◆ **Written task**
Say how many lines contain the string "hair". Give no other output.

◆ **Records supplied**
start

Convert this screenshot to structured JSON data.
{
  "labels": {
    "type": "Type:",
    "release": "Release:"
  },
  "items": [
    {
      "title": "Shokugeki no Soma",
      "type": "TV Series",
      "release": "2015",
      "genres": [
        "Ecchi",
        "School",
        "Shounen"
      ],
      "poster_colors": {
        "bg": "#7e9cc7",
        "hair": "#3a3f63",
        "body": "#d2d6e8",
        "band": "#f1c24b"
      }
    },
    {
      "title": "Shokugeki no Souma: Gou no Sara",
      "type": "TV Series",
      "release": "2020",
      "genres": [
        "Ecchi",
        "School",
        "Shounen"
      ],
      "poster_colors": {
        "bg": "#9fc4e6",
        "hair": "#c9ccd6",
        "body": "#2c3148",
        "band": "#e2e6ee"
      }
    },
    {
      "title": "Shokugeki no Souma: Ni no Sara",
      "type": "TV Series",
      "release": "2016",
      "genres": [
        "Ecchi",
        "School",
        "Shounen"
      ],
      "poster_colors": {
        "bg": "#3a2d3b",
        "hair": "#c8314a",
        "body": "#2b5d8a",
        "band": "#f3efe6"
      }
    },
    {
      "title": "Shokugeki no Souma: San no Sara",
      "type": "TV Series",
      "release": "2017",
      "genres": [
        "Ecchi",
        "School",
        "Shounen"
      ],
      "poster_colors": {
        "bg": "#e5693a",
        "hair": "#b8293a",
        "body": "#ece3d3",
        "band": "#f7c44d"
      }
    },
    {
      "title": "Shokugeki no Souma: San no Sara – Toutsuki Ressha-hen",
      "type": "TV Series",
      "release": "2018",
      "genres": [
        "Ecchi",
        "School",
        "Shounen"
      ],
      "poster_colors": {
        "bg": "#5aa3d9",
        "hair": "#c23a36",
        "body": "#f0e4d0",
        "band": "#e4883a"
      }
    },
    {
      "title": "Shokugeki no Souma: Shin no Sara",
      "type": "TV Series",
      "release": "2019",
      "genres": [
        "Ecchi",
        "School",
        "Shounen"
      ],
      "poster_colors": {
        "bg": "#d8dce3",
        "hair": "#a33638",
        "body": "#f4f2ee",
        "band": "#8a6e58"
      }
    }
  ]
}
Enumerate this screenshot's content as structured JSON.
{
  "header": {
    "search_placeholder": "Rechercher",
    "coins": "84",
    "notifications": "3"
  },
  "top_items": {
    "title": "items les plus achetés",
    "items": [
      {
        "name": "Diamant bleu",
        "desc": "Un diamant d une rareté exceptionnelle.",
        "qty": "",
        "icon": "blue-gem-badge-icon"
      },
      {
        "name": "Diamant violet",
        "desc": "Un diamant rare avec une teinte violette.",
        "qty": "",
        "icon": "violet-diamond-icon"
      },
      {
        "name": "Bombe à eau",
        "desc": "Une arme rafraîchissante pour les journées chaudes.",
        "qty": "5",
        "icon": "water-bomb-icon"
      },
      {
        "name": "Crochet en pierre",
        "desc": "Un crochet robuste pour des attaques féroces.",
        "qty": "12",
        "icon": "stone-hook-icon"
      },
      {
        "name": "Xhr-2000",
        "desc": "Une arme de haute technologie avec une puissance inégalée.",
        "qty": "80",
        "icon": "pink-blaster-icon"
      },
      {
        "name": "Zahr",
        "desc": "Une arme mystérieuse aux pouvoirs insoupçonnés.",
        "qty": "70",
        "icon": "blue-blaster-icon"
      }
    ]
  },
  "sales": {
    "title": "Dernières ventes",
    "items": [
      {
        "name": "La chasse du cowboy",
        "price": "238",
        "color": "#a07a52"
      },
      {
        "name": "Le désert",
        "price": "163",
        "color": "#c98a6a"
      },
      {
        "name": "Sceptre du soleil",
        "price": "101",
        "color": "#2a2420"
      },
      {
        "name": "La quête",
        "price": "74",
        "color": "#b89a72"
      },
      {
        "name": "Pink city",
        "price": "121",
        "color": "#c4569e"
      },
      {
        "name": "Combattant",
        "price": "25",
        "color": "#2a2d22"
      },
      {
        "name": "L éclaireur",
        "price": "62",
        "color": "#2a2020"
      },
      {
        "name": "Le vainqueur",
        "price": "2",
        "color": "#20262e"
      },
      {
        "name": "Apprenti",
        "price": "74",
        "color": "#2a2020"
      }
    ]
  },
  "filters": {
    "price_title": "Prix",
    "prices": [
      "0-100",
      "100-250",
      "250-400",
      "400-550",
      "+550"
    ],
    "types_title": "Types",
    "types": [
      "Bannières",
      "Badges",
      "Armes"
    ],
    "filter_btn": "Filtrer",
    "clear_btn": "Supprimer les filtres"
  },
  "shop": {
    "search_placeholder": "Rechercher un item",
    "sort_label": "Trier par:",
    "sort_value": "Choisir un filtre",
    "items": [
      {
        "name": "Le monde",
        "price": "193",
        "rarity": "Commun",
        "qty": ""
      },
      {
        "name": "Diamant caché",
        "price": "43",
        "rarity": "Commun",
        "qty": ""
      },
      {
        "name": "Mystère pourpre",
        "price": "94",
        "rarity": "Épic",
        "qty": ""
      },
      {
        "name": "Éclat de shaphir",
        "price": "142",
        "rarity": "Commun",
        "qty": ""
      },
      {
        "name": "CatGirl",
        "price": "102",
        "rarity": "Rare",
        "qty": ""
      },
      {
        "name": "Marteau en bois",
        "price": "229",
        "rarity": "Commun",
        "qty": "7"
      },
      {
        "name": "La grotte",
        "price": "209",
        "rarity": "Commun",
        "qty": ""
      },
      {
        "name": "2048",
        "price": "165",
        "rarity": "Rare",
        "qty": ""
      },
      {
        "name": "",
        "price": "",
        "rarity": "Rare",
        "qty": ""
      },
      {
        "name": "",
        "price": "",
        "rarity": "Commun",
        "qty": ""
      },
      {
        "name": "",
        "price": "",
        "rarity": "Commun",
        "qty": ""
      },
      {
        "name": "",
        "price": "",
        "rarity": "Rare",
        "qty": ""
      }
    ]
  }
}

end

◆ **Result of the exercise**
6